→ CONSIGNE 1: Réécrivez sous forme de liste le paragraphe du document qui commence par « Les noms donnés à ce type d’habitat », en conservant ses informations principales.
→ CONSIGNE 2: Poursuivez le texte sur les logements fermés en copropriété à partir de sa dernière phrase.

→ DOCUMENT:

Il s’agit d’une nouvelle forme de fabrication de la ville, où les pouvoirs publics appliquent un laisser-faire ; la production des espaces urbains résidentiels pour les couches les plus aisées de la société étant cédée au secteur privé (Caldeira, 2000).

L’expression de ce phénomène dans les grandes villes est observé notamment à partir de l’implantation des formes de logements en copropriété, fermés au public et souvent destinés aux couches les plus aisées de la population :

Barrio cerrado en Argentine, condominio fechado au Brésil, gated community aux États-Unis, fraccionamento cerrado au Mexique et au Chili.

Les noms donnés à ce type d’habitat sont divers dans chaque pays, mais les raisons évoquées pour justifier cette fermeture sont souvent les mêmes :la sécurité, la recherche d’un statut social, le souhait de vivre entre soi, la volonté de s’éloigner de l’agitation qui règne dans des grandes villes.

Au Brésil, cette forme d’habitat s’incarne dans des ensembles résidentiels fermés et sécurisés.

→ MATÉRIEL FOURNI:

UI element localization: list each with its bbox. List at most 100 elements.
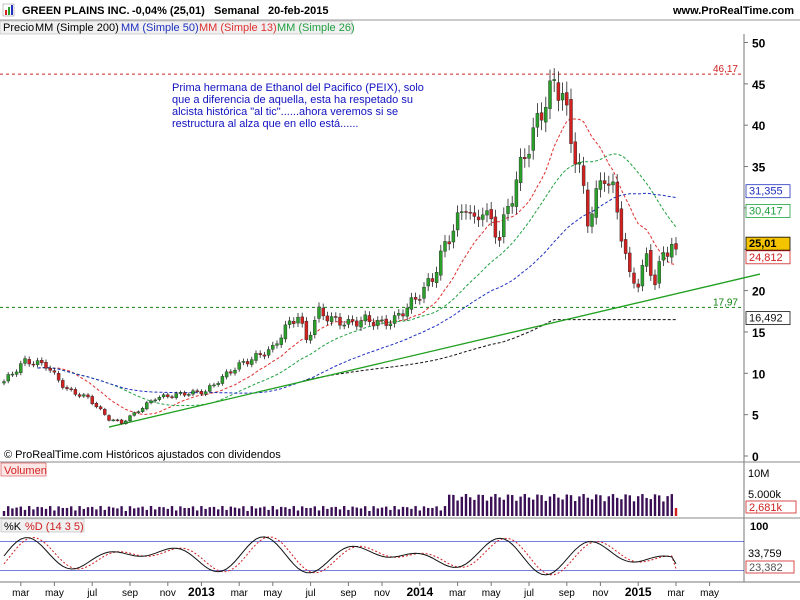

→ RÉPONSE ATTENDUE 1:
Ce type d’habitat porte des noms différents selon les pays, mais sa fermeture est souvent justifiée par les mêmes raisons :
- la sécurité ;
- la recherche d’un statut social ;
- le souhait de vivre entre soi ;
- la volonté de s’éloigner de l’agitation des grandes villes.

→ RÉPONSE ATTENDUE 2:
Dans le cas brésilien, Capron (2006, p. 264) la définit ainsi : C’est surtout le développement des immeubles, en particulier des tours de logement, qui a été privilégié, en partie en raison du sentiment d’insécurité.

Un même ensemble grillagé et fermé peut ainsi contenir plusieurs immeubles ou tours elles-mêmes en copropriété, mais aussi des maisons qui ne le sont pas. La structure de copropriété est complexe, avec des niveaux d’emboîtement peu visibles à l’œil nu.

Les condominios fermés offrent à leurs résidents des piscines, des terrains de sports, des lieux de recréation, des salles de jeux, des saunas, mais aussi, entre autres, des services tels que laveries, parkings, salons pour les fêtes privées.

Il y a des condominios fermés plus sophistiqués qui offrent également à l’intérieur des petits supermarchés, des pistes cyclables, des salles de sports, et autres produits et services de consommation faisant partie de la vie quotidienne des couches les plus aisées de la population brésilienne.

À Rio de Janeiro, ces condominios fermés apparurent dans les années 1970 et se sont sophistiqué du point de vue de la privatisation des espaces et de l’offre de services à partir de la fin des années 1980, lorsque la violence à Rio de Janeiro s’intensifia en raison du développement des organisations de trafiquants de drogues et de leurs guerres pour la conquête des espaces de vente de stupéfiants dans les favelas de la ville.

Un nouveau type d’habitat se fit jour à partir de l’année 2000 à Rio de Janeiro, reprenant les caractéristiques des condominios fermés existant au Brésil, mais accueillant une couche plus populaire de la population.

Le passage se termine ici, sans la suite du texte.